Data provided →
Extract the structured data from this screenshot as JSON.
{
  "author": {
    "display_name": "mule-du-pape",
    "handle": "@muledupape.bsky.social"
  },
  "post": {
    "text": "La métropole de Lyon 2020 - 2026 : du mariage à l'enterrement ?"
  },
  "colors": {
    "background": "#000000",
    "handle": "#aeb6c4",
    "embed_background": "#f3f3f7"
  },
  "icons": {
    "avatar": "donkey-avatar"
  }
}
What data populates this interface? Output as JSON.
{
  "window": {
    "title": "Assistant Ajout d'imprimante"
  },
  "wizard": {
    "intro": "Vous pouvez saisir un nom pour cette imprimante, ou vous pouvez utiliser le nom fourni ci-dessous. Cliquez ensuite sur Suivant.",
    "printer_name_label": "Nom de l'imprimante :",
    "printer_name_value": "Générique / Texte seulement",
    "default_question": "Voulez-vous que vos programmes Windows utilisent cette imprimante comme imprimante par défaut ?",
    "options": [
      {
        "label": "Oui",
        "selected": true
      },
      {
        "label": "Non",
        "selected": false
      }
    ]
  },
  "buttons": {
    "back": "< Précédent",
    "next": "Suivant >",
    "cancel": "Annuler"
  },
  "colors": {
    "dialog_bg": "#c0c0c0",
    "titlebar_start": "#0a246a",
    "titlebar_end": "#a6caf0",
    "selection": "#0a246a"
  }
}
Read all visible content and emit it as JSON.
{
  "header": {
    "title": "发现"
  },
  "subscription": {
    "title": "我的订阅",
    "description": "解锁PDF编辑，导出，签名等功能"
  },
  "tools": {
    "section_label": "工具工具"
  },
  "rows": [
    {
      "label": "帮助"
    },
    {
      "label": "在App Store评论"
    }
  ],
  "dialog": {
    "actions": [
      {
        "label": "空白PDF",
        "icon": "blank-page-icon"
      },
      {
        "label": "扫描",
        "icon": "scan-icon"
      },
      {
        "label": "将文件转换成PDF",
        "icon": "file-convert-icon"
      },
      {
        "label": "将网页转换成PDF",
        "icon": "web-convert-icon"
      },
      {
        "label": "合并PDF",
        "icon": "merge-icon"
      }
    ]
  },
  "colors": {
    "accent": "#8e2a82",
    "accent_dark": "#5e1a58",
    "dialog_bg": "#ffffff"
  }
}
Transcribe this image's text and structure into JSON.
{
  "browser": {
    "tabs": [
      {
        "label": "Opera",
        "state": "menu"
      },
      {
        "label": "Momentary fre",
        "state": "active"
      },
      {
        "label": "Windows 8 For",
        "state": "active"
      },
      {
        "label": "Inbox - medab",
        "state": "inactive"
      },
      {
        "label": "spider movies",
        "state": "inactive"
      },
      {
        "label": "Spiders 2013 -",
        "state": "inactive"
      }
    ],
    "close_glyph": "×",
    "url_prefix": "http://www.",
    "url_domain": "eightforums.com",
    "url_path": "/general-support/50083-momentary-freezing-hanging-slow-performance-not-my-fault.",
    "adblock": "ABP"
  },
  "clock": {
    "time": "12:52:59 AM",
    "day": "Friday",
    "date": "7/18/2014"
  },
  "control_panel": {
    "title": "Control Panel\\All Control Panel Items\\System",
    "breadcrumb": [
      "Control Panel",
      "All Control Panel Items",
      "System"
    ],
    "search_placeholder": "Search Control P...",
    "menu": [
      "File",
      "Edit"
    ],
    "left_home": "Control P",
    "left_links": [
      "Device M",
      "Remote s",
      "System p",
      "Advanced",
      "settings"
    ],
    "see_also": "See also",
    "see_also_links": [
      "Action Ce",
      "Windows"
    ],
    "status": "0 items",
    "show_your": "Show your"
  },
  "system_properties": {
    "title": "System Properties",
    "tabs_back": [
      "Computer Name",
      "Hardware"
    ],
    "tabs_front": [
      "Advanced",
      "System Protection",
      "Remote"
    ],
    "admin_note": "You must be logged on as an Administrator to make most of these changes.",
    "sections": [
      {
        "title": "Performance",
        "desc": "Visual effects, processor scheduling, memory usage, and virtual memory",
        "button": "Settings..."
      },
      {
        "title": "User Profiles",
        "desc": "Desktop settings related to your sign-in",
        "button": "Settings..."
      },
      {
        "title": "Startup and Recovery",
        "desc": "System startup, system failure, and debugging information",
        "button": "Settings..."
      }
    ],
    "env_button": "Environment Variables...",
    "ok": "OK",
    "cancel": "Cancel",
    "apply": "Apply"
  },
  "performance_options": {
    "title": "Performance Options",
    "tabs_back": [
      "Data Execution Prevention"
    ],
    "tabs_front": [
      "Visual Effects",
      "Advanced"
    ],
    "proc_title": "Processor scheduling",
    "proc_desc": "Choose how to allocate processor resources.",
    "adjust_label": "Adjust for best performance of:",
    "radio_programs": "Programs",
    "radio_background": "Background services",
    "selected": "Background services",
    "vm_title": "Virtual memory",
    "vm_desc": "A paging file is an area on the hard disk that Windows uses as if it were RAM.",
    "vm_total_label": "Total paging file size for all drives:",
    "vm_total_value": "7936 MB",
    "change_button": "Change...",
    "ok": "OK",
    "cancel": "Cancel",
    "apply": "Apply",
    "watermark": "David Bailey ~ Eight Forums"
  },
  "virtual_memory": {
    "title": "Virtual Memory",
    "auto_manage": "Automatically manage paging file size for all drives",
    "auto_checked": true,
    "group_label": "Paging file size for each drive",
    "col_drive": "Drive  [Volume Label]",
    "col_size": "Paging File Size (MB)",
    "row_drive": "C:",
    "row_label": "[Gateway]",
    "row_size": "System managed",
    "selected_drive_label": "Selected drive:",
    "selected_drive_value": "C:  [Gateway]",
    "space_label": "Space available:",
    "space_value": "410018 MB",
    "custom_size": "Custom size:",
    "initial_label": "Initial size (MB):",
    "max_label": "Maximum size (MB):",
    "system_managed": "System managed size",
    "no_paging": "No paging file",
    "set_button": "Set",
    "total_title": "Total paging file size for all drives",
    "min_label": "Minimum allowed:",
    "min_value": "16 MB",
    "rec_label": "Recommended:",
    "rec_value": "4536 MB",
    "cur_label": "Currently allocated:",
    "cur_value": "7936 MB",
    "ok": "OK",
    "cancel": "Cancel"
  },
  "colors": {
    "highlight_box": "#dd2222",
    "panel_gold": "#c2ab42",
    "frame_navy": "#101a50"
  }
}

Directions for this task → What is the number of lines above that contain "Suivant"? Answer with that number only.

Written solution → 2